AVAILABLE DATA:
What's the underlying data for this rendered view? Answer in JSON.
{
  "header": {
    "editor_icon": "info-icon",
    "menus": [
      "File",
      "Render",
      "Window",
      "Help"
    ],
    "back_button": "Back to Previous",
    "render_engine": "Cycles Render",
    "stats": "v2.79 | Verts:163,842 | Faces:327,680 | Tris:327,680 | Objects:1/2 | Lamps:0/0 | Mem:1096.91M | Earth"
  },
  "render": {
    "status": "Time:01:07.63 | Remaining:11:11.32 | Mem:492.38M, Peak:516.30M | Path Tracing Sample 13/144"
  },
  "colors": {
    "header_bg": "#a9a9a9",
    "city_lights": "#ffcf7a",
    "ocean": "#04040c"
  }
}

AIM OF THE EXERCISE: Give the entries once more, exactly as they appear.

OUTPUT OF THE EXERCISE:
What's the underlying data for this rendered view? Answer in JSON.
{
  "header": {
    "editor_icon": "info-icon",
    "menus": [
      "File",
      "Render",
      "Window",
      "Help"
    ],
    "back_button": "Back to Previous",
    "render_engine": "Cycles Render",
    "stats": "v2.79 | Verts:163,842 | Faces:327,680 | Tris:327,680 | Objects:1/2 | Lamps:0/0 | Mem:1096.91M | Earth"
  },
  "render": {
    "status": "Time:01:07.63 | Remaining:11:11.32 | Mem:492.38M, Peak:516.30M | Path Tracing Sample 13/144"
  },
  "colors": {
    "header_bg": "#a9a9a9",
    "city_lights": "#ffcf7a",
    "ocean": "#04040c"
  }
}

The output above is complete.